▸ STATED TASK
Copy every line of the data in which the word "content" occurs.

□ □ □ □ □

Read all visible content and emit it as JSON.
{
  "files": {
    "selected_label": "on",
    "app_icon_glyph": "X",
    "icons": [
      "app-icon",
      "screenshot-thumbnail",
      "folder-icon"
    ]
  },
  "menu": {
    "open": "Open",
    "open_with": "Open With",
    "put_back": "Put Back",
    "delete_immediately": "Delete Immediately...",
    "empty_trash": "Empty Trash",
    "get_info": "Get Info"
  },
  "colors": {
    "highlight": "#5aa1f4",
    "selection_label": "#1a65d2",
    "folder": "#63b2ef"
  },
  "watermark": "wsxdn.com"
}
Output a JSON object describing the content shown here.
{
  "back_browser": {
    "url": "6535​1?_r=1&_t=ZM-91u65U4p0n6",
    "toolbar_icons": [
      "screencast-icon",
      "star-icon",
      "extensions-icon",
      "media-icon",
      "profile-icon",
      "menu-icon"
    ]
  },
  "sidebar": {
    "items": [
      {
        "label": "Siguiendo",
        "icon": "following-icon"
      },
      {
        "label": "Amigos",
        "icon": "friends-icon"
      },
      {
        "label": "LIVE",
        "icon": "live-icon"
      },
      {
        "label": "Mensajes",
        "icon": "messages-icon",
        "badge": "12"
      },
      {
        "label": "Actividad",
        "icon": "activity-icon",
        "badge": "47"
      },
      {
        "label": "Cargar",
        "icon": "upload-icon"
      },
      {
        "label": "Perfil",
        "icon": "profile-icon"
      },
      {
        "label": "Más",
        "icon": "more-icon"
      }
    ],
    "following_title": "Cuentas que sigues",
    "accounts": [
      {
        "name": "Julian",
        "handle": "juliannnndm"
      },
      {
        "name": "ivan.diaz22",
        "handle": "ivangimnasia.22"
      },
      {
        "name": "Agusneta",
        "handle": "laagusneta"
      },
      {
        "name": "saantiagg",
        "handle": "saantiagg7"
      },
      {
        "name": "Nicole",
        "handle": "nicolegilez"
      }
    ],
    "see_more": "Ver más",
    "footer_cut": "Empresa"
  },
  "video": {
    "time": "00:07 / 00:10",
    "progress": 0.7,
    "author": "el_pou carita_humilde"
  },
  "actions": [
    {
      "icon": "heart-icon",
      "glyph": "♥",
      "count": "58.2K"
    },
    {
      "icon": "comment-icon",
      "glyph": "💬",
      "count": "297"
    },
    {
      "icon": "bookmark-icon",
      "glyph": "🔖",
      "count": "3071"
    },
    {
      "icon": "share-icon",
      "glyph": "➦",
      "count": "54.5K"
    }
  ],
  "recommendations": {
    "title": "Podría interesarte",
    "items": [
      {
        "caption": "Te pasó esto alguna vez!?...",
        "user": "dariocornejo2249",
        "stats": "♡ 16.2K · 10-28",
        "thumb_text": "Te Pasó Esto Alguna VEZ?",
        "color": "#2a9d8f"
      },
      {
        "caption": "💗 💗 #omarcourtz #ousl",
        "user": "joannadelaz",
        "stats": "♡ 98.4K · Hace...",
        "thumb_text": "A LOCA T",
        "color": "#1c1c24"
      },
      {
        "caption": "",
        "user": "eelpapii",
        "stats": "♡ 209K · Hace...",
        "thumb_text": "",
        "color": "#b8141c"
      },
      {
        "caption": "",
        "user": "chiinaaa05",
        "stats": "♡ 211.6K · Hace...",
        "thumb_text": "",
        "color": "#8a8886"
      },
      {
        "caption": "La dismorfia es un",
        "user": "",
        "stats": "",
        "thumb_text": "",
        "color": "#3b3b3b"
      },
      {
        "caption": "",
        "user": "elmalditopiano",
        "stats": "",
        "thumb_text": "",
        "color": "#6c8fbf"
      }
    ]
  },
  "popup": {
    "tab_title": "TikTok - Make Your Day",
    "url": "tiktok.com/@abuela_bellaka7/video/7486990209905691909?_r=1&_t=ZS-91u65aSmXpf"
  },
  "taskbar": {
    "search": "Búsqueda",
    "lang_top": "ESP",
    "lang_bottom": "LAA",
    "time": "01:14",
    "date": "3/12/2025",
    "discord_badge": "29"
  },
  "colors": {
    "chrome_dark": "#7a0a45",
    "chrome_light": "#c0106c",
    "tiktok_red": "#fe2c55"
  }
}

□ □ □ □ □

▸ FINAL RESULT
Read all visible content and emit it as JSON.
Output a JSON object describing the content shown here.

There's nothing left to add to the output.